What is being asked: Exclude the pictures and reproduce the remaining data exactly as written.

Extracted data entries

- - -

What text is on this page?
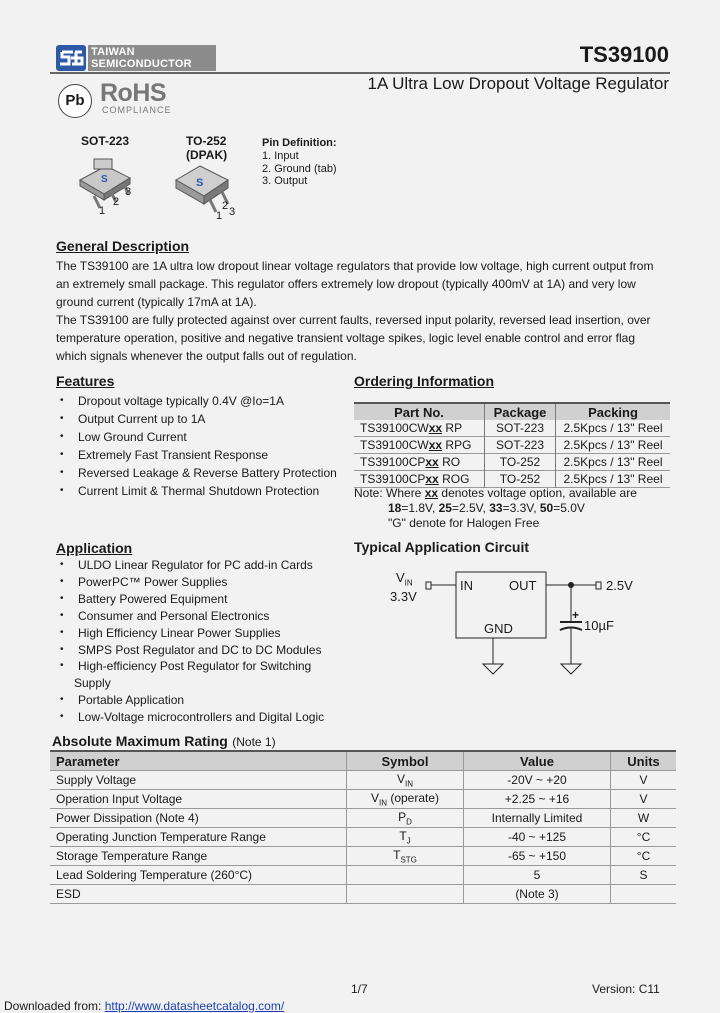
TAIWAN
SEMICONDUCTOR	TS39100
1A Ultra Low Dropout Voltage Regulator
Pb RoHS
COMPLIANCE
SOT-223	TO-252
(DPAK)
S
1
2
3
S
1
2 3
Pin Definition:
1. Input
2. Ground (tab)
3. Output
General Description
The TS39100 are 1A ultra low dropout linear voltage regulators that provide low voltage, high current output from
an extremely small package. This regulator offers extremely low dropout (typically 400mV at 1A) and very low
ground current (typically 17mA at 1A).
The TS39100 are fully protected against over current faults, reversed input polarity, reversed lead insertion, over
temperature operation, positive and negative transient voltage spikes, logic level enable control and error flag
which signals whenever the output falls out of regulation.
Features
• Dropout voltage typically 0.4V @Io=1A
• Output Current up to 1A
• Low Ground Current
• Extremely Fast Transient Response
• Reversed Leakage & Reverse Battery Protection
• Current Limit & Thermal Shutdown Protection
Ordering Information
Part No.	Package	Packing
TS39100CWxx RP	SOT-223	2.5Kpcs / 13" Reel
TS39100CWxx RPG	SOT-223	2.5Kpcs / 13" Reel
TS39100CPxx RO	TO-252	2.5Kpcs / 13" Reel
TS39100CPxx ROG	TO-252	2.5Kpcs / 13" Reel
Note: Where xx denotes voltage option, available are
18=1.8V, 25=2.5V, 33=3.3V, 50=5.0V
"G" denote for Halogen Free
Application
• ULDO Linear Regulator for PC add-in Cards
• PowerPC™ Power Supplies
• Battery Powered Equipment
• Consumer and Personal Electronics
• High Efficiency Linear Power Supplies
• SMPS Post Regulator and DC to DC Modules
• High-efficiency Post Regulator for Switching
Supply
• Portable Application
• Low-Voltage microcontrollers and Digital Logic
Typical Application Circuit
$V_{IN}$
3.3V
IN	OUT
GND
2.5V
+
10µF
Absolute Maximum Rating (Note 1)
Parameter	Symbol	Value	Units
Supply Voltage	$V_{IN}$	-20V ~ +20	V
Operation Input Voltage	$V_{IN}$ (operate)	+2.25 ~ +16	V
Power Dissipation (Note 4)	$P_D$	Internally Limited	W
Operating Junction Temperature Range	$T_J$	-40 ~ +125	°C
Storage Temperature Range	$T_{STG}$	-65 ~ +150	°C
Lead Soldering Temperature (260°C)		5	S
ESD		(Note 3)	
1/7	Version: C11
Downloaded from: http://www.datasheetcatalog.com/
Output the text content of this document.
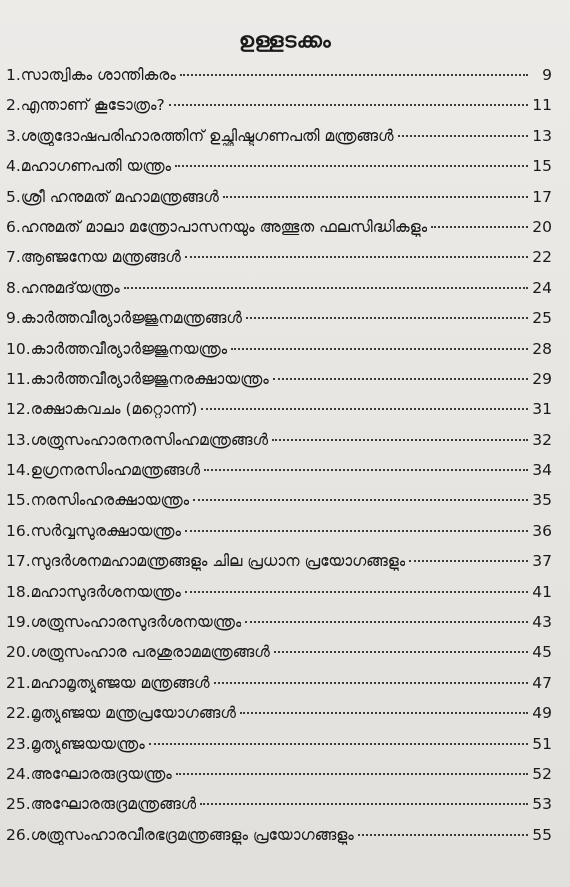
ഉള്ളടക്കം
1.സാത്വികം ശാന്തികരം	9
2.എന്താണ് കൂടോത്രം?	11
3.ശത്രുദോഷപരിഹാരത്തിന് ഉച്ഛിഷ്ടഗണപതി മന്ത്രങ്ങൾ	13
4.മഹാഗണപതി യന്ത്രം	15
5.ശ്രീ ഹനുമത് മഹാമന്ത്രങ്ങൾ	17
6.ഹനുമത് മാലാ മന്ത്രോപാസനയും അത്ഭുത ഫലസിദ്ധികളും	20
7.ആഞ്ജനേയ മന്ത്രങ്ങൾ	22
8.ഹനുമദ്‌യന്ത്രം	24
9.കാർത്തവീര്യാർജ്ജുനമന്ത്രങ്ങൾ	25
10.കാർത്തവീര്യാർജ്ജുനയന്ത്രം	28
11.കാർത്തവീര്യാർജ്ജുനരക്ഷായന്ത്രം	29
12.രക്ഷാകവചം (മറ്റൊന്ന്)	31
13.ശത്രുസംഹാരനരസിംഹമന്ത്രങ്ങൾ	32
14.ഉഗ്രനരസിംഹമന്ത്രങ്ങൾ	34
15.നരസിംഹരക്ഷായന്ത്രം	35
16.സർവ്വസുരക്ഷായന്ത്രം	36
17.സുദർശനമഹാമന്ത്രങ്ങളും ചില പ്രധാന പ്രയോഗങ്ങളും	37
18.മഹാസുദർശനയന്ത്രം	41
19.ശത്രുസംഹാരസുദർശനയന്ത്രം	43
20.ശത്രുസംഹാര പരശുരാമമന്ത്രങ്ങൾ	45
21.മഹാമൃത്യുഞ്ജയ മന്ത്രങ്ങൾ	47
22.മൃത്യുഞ്ജയ മന്ത്രപ്രയോഗങ്ങൾ	49
23.മൃത്യുഞ്ജയയന്ത്രം	51
24.അഘോരരുദ്രയന്ത്രം	52
25.അഘോരരുദ്രമന്ത്രങ്ങൾ	53
26.ശത്രുസംഹാരവീരഭദ്രമന്ത്രങ്ങളും പ്രയോഗങ്ങളും	55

- - -

Task answer:
What text is on this page?
TAIWAN
SEMICONDUCTOR	TS39100
1A Ultra Low Dropout Voltage Regulator
Pb RoHS
COMPLIANCE
SOT-223	TO-252
(DPAK)
S
1
2
3
S
1
2 3
Pin Definition:
1. Input
2. Ground (tab)
3. Output
General Description
The TS39100 are 1A ultra low dropout linear voltage regulators that provide low voltage, high current output from
an extremely small package. This regulator offers extremely low dropout (typically 400mV at 1A) and very low
ground current (typically 17mA at 1A).
The TS39100 are fully protected against over current faults, reversed input polarity, reversed lead insertion, over
temperature operation, positive and negative transient voltage spikes, logic level enable control and error flag
which signals whenever the output falls out of regulation.
Features
• Dropout voltage typically 0.4V @Io=1A
• Output Current up to 1A
• Low Ground Current
• Extremely Fast Transient Response
• Reversed Leakage & Reverse Battery Protection
• Current Limit & Thermal Shutdown Protection
Ordering Information
Part No.	Package	Packing
TS39100CWxx RP	SOT-223	2.5Kpcs / 13" Reel
TS39100CWxx RPG	SOT-223	2.5Kpcs / 13" Reel
TS39100CPxx RO	TO-252	2.5Kpcs / 13" Reel
TS39100CPxx ROG	TO-252	2.5Kpcs / 13" Reel
Note: Where xx denotes voltage option, available are
18=1.8V, 25=2.5V, 33=3.3V, 50=5.0V
"G" denote for Halogen Free
Application
• ULDO Linear Regulator for PC add-in Cards
• PowerPC™ Power Supplies
• Battery Powered Equipment
• Consumer and Personal Electronics
• High Efficiency Linear Power Supplies
• SMPS Post Regulator and DC to DC Modules
• High-efficiency Post Regulator for Switching
Supply
• Portable Application
• Low-Voltage microcontrollers and Digital Logic
Typical Application Circuit
$V_{IN}$
3.3V
IN	OUT
GND
2.5V
+
10µF
Absolute Maximum Rating (Note 1)
Parameter	Symbol	Value	Units
Supply Voltage	$V_{IN}$	-20V ~ +20	V
Operation Input Voltage	$V_{IN}$ (operate)	+2.25 ~ +16	V
Power Dissipation (Note 4)	$P_D$	Internally Limited	W
Operating Junction Temperature Range	$T_J$	-40 ~ +125	°C
Storage Temperature Range	$T_{STG}$	-65 ~ +150	°C
Lead Soldering Temperature (260°C)		5	S
ESD		(Note 3)	
1/7	Version: C11
Downloaded from: http://www.datasheetcatalog.com/
Output the text content of this document.
ഉള്ളടക്കം
1.സാത്വികം ശാന്തികരം	9
2.എന്താണ് കൂടോത്രം?	11
3.ശത്രുദോഷപരിഹാരത്തിന് ഉച്ഛിഷ്ടഗണപതി മന്ത്രങ്ങൾ	13
4.മഹാഗണപതി യന്ത്രം	15
5.ശ്രീ ഹനുമത് മഹാമന്ത്രങ്ങൾ	17
6.ഹനുമത് മാലാ മന്ത്രോപാസനയും അത്ഭുത ഫലസിദ്ധികളും	20
7.ആഞ്ജനേയ മന്ത്രങ്ങൾ	22
8.ഹനുമദ്‌യന്ത്രം	24
9.കാർത്തവീര്യാർജ്ജുനമന്ത്രങ്ങൾ	25
10.കാർത്തവീര്യാർജ്ജുനയന്ത്രം	28
11.കാർത്തവീര്യാർജ്ജുനരക്ഷായന്ത്രം	29
12.രക്ഷാകവചം (മറ്റൊന്ന്)	31
13.ശത്രുസംഹാരനരസിംഹമന്ത്രങ്ങൾ	32
14.ഉഗ്രനരസിംഹമന്ത്രങ്ങൾ	34
15.നരസിംഹരക്ഷായന്ത്രം	35
16.സർവ്വസുരക്ഷായന്ത്രം	36
17.സുദർശനമഹാമന്ത്രങ്ങളും ചില പ്രധാന പ്രയോഗങ്ങളും	37
18.മഹാസുദർശനയന്ത്രം	41
19.ശത്രുസംഹാരസുദർശനയന്ത്രം	43
20.ശത്രുസംഹാര പരശുരാമമന്ത്രങ്ങൾ	45
21.മഹാമൃത്യുഞ്ജയ മന്ത്രങ്ങൾ	47
22.മൃത്യുഞ്ജയ മന്ത്രപ്രയോഗങ്ങൾ	49
23.മൃത്യുഞ്ജയയന്ത്രം	51
24.അഘോരരുദ്രയന്ത്രം	52
25.അഘോരരുദ്രമന്ത്രങ്ങൾ	53
26.ശത്രുസംഹാരവീരഭദ്രമന്ത്രങ്ങളും പ്രയോഗങ്ങളും	55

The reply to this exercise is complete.